PROBLEM DESCRIPTION » Return each line holding the string "data".

[start of MATERIAL PROVIDED]

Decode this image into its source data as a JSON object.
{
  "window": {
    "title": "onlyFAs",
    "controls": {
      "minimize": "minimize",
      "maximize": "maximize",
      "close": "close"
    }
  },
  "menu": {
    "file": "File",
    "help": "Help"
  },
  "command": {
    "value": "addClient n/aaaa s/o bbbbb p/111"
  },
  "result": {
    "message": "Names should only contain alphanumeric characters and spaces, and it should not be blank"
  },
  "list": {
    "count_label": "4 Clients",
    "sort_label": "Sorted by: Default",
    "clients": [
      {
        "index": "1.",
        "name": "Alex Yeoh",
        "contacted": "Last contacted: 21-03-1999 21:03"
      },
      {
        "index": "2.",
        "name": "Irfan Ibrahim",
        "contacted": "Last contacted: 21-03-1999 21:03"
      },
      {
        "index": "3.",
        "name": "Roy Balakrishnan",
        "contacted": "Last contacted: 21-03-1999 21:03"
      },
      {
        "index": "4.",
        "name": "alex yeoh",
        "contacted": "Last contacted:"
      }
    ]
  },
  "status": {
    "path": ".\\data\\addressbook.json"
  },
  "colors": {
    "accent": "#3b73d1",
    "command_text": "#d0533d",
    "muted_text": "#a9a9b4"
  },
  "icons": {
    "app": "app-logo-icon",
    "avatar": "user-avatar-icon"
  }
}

[end of MATERIAL PROVIDED]

OUTPUT OF THE TASK »
Decode this image into its source data as a JSON object.
    "path": ".\\data\\addressbook.json"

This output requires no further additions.